Return every item below line for line without any changes, but leave the pictures out of your answer.

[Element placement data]

╔══

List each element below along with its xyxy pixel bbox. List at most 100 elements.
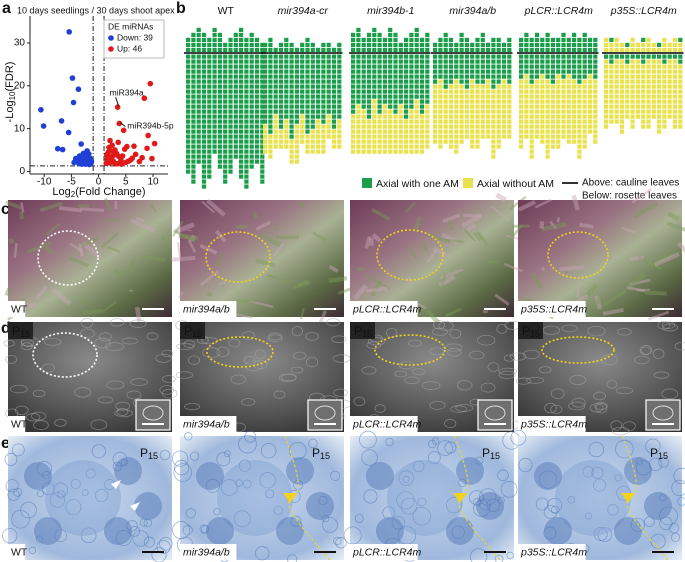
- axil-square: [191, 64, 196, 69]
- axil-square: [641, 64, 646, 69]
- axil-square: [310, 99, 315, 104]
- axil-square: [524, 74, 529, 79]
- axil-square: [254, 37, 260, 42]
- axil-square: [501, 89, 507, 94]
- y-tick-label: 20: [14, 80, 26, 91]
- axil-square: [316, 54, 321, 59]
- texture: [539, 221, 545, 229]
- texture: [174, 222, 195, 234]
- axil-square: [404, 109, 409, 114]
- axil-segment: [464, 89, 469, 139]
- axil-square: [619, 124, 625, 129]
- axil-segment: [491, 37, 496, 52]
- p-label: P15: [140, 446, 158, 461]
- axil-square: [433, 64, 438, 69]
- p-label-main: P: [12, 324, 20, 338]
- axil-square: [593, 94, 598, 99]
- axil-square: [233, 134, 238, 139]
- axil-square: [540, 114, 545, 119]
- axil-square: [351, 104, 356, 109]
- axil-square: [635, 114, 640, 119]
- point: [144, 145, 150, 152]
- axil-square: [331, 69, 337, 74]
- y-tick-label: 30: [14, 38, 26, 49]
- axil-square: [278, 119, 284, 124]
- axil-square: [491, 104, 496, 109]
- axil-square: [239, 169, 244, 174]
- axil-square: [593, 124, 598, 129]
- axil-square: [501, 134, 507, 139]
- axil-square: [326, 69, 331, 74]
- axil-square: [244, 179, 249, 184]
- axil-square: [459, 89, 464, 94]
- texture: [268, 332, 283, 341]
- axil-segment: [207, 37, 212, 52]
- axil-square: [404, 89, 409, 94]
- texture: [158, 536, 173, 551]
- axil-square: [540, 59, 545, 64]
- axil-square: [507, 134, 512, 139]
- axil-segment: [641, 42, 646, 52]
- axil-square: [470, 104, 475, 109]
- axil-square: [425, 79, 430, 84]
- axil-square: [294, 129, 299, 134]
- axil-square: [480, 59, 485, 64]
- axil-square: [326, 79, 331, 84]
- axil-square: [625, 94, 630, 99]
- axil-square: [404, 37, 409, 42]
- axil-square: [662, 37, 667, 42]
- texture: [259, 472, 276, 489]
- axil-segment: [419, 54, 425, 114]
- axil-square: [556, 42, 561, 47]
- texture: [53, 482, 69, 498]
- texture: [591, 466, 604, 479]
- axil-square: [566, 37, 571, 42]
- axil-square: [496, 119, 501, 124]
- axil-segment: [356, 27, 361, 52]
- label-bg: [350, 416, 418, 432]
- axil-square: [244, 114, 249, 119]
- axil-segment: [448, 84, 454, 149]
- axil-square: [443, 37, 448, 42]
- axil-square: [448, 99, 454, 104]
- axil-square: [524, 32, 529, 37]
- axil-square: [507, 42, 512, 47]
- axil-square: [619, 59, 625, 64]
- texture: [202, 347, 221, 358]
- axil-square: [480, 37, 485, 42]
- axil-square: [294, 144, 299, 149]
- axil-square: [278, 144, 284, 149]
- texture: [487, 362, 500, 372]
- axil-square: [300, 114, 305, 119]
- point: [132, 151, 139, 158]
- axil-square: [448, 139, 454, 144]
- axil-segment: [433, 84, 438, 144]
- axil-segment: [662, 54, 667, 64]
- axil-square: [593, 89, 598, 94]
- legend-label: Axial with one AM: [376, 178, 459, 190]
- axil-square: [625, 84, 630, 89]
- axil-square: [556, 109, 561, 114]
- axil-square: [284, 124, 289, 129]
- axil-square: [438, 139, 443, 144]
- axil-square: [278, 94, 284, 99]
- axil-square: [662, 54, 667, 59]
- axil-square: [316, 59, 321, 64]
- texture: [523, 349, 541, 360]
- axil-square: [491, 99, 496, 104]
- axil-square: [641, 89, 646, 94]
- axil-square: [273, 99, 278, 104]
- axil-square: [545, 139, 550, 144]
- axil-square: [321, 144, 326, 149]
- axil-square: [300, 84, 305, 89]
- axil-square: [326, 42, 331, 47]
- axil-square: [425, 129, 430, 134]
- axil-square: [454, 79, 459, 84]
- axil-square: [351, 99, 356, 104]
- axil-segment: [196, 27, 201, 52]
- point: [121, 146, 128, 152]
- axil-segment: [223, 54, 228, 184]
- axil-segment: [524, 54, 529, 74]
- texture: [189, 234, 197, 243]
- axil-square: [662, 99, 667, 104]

╚══

Full answer ▸
List each element below along with its xyxy pixel bbox. List at most 100 elements.
- axil-square: [191, 64, 196, 69]
- axil-square: [641, 64, 646, 69]
- axil-square: [310, 99, 315, 104]
- axil-square: [524, 74, 529, 79]
- axil-square: [254, 37, 260, 42]
- axil-square: [501, 89, 507, 94]
- y-tick-label: 20: [14, 80, 26, 91]
- axil-square: [316, 54, 321, 59]
- texture: [539, 221, 545, 229]
- texture: [174, 222, 195, 234]
- axil-square: [404, 109, 409, 114]
- axil-segment: [464, 89, 469, 139]
- axil-square: [619, 124, 625, 129]
- axil-segment: [491, 37, 496, 52]
- p-label: P15: [140, 446, 158, 461]
- axil-square: [433, 64, 438, 69]
- p-label-main: P: [12, 324, 20, 338]
- axil-square: [593, 94, 598, 99]
- axil-square: [233, 134, 238, 139]
- axil-square: [540, 114, 545, 119]
- axil-square: [351, 104, 356, 109]
- axil-square: [635, 114, 640, 119]
- point: [144, 145, 150, 152]
- axil-square: [331, 69, 337, 74]
- y-tick-label: 30: [14, 38, 26, 49]
- axil-square: [278, 119, 284, 124]
- axil-square: [491, 104, 496, 109]
- axil-square: [239, 169, 244, 174]
- axil-square: [593, 124, 598, 129]
- axil-square: [501, 134, 507, 139]
- axil-square: [326, 69, 331, 74]
- axil-square: [244, 179, 249, 184]
- axil-square: [459, 89, 464, 94]
- texture: [268, 332, 283, 341]
- axil-segment: [207, 37, 212, 52]
- axil-square: [404, 89, 409, 94]
- texture: [158, 536, 173, 551]
- axil-square: [540, 59, 545, 64]
- axil-square: [507, 134, 512, 139]
- axil-segment: [641, 42, 646, 52]
- axil-square: [470, 104, 475, 109]
- axil-square: [425, 79, 430, 84]
- axil-square: [294, 129, 299, 134]
- axil-square: [480, 59, 485, 64]
- axil-square: [326, 79, 331, 84]
- axil-square: [625, 94, 630, 99]
- axil-square: [404, 37, 409, 42]
- axil-square: [662, 37, 667, 42]
- texture: [259, 472, 276, 489]
- axil-segment: [419, 54, 425, 114]
- axil-square: [556, 42, 561, 47]
- texture: [53, 482, 69, 498]
- texture: [591, 466, 604, 479]
- axil-square: [566, 37, 571, 42]
- axil-square: [496, 119, 501, 124]
- axil-segment: [356, 27, 361, 52]
- label-bg: [350, 416, 418, 432]
- axil-square: [244, 114, 249, 119]
- axil-segment: [448, 84, 454, 149]
- axil-square: [443, 37, 448, 42]
- axil-square: [448, 99, 454, 104]
- axil-square: [524, 32, 529, 37]
- axil-square: [507, 42, 512, 47]
- axil-square: [619, 59, 625, 64]
- texture: [202, 347, 221, 358]
- axil-square: [480, 37, 485, 42]
- axil-square: [294, 144, 299, 149]
- axil-square: [278, 144, 284, 149]
- texture: [487, 362, 500, 372]
- axil-square: [300, 114, 305, 119]
- point: [132, 151, 139, 158]
- axil-square: [448, 139, 454, 144]
- axil-segment: [433, 84, 438, 144]
- axil-segment: [662, 54, 667, 64]
- axil-square: [593, 89, 598, 94]
- legend-label: Axial with one AM: [376, 178, 459, 190]
- axil-square: [625, 84, 630, 89]
- axil-square: [556, 109, 561, 114]
- axil-square: [284, 124, 289, 129]
- axil-square: [438, 139, 443, 144]
- axil-square: [278, 94, 284, 99]
- axil-square: [662, 54, 667, 59]
- axil-square: [316, 59, 321, 64]
- texture: [523, 349, 541, 360]
- axil-square: [491, 99, 496, 104]
- axil-square: [641, 89, 646, 94]
- axil-square: [273, 99, 278, 104]
- axil-square: [545, 139, 550, 144]
- axil-square: [321, 144, 326, 149]
- axil-square: [300, 84, 305, 89]
- axil-square: [326, 42, 331, 47]
- axil-square: [425, 129, 430, 134]
- axil-square: [454, 79, 459, 84]
- axil-square: [351, 99, 356, 104]
- axil-segment: [196, 27, 201, 52]
- point: [121, 146, 128, 152]
- axil-segment: [223, 54, 228, 184]
- axil-segment: [524, 54, 529, 74]
- texture: [189, 234, 197, 243]
- axil-square: [662, 99, 667, 104]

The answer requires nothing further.